START PROVIDED DATA

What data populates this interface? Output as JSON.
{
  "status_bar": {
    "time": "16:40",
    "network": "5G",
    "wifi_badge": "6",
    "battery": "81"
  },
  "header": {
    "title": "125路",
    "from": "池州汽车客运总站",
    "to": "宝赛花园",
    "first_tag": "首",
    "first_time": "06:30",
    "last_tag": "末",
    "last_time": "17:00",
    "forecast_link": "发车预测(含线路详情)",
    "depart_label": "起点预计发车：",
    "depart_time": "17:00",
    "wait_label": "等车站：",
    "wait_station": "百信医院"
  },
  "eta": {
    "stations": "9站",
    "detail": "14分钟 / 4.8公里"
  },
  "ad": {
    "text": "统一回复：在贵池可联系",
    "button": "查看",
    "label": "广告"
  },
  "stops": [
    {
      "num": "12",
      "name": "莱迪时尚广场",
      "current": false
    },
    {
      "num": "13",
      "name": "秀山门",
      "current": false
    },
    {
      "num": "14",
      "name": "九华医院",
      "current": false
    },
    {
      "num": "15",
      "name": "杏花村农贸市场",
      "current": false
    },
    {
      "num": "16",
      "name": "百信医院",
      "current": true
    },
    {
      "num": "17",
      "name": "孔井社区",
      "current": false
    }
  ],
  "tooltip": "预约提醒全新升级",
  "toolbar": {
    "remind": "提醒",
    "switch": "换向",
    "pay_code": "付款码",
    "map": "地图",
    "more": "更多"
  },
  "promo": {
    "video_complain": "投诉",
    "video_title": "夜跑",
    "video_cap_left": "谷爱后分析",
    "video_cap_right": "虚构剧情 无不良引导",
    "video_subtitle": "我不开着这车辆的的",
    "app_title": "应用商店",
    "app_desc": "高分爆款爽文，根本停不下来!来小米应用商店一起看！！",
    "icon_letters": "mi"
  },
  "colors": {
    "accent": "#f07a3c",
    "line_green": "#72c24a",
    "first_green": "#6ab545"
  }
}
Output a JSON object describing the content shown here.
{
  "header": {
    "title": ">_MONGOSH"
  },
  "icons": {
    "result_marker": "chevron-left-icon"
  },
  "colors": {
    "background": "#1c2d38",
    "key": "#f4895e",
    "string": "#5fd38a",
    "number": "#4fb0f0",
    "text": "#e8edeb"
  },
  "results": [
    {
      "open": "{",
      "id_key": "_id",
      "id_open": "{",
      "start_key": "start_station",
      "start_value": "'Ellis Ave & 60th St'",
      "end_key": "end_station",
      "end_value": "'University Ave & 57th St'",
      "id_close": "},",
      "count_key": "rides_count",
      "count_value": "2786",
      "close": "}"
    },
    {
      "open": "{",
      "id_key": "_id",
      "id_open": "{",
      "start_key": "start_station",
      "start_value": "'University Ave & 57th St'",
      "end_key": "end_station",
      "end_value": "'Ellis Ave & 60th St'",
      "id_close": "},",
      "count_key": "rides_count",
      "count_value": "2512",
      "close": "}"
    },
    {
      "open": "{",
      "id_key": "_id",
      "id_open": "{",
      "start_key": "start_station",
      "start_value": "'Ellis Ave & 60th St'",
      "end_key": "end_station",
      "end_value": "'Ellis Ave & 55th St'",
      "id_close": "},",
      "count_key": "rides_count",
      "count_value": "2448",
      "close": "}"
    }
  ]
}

END PROVIDED DATA

EXERCISE AIM: Return every entry verbatim.

WRITTEN REPLY:
What data populates this interface? Output as JSON.
{
  "status_bar": {
    "time": "16:40",
    "network": "5G",
    "wifi_badge": "6",
    "battery": "81"
  },
  "header": {
    "title": "125路",
    "from": "池州汽车客运总站",
    "to": "宝赛花园",
    "first_tag": "首",
    "first_time": "06:30",
    "last_tag": "末",
    "last_time": "17:00",
    "forecast_link": "发车预测(含线路详情)",
    "depart_label": "起点预计发车：",
    "depart_time": "17:00",
    "wait_label": "等车站：",
    "wait_station": "百信医院"
  },
  "eta": {
    "stations": "9站",
    "detail": "14分钟 / 4.8公里"
  },
  "ad": {
    "text": "统一回复：在贵池可联系",
    "button": "查看",
    "label": "广告"
  },
  "stops": [
    {
      "num": "12",
      "name": "莱迪时尚广场",
      "current": false
    },
    {
      "num": "13",
      "name": "秀山门",
      "current": false
    },
    {
      "num": "14",
      "name": "九华医院",
      "current": false
    },
    {
      "num": "15",
      "name": "杏花村农贸市场",
      "current": false
    },
    {
      "num": "16",
      "name": "百信医院",
      "current": true
    },
    {
      "num": "17",
      "name": "孔井社区",
      "current": false
    }
  ],
  "tooltip": "预约提醒全新升级",
  "toolbar": {
    "remind": "提醒",
    "switch": "换向",
    "pay_code": "付款码",
    "map": "地图",
    "more": "更多"
  },
  "promo": {
    "video_complain": "投诉",
    "video_title": "夜跑",
    "video_cap_left": "谷爱后分析",
    "video_cap_right": "虚构剧情 无不良引导",
    "video_subtitle": "我不开着这车辆的的",
    "app_title": "应用商店",
    "app_desc": "高分爆款爽文，根本停不下来!来小米应用商店一起看！！",
    "icon_letters": "mi"
  },
  "colors": {
    "accent": "#f07a3c",
    "line_green": "#72c24a",
    "first_green": "#6ab545"
  }
}
Output a JSON object describing the content shown here.
{
  "header": {
    "title": ">_MONGOSH"
  },
  "icons": {
    "result_marker": "chevron-left-icon"
  },
  "colors": {
    "background": "#1c2d38",
    "key": "#f4895e",
    "string": "#5fd38a",
    "number": "#4fb0f0",
    "text": "#e8edeb"
  },
  "results": [
    {
      "open": "{",
      "id_key": "_id",
      "id_open": "{",
      "start_key": "start_station",
      "start_value": "'Ellis Ave & 60th St'",
      "end_key": "end_station",
      "end_value": "'University Ave & 57th St'",
      "id_close": "},",
      "count_key": "rides_count",
      "count_value": "2786",
      "close": "}"
    },
    {
      "open": "{",
      "id_key": "_id",
      "id_open": "{",
      "start_key": "start_station",
      "start_value": "'University Ave & 57th St'",
      "end_key": "end_station",
      "end_value": "'Ellis Ave & 60th St'",
      "id_close": "},",
      "count_key": "rides_count",
      "count_value": "2512",
      "close": "}"
    },
    {
      "open": "{",
      "id_key": "_id",
      "id_open": "{",
      "start_key": "start_station",
      "start_value": "'Ellis Ave & 60th St'",
      "end_key": "end_station",
      "end_value": "'Ellis Ave & 55th St'",
      "id_close": "},",
      "count_key": "rides_count",
      "count_value": "2448",
      "close": "}"
    }
  ]
}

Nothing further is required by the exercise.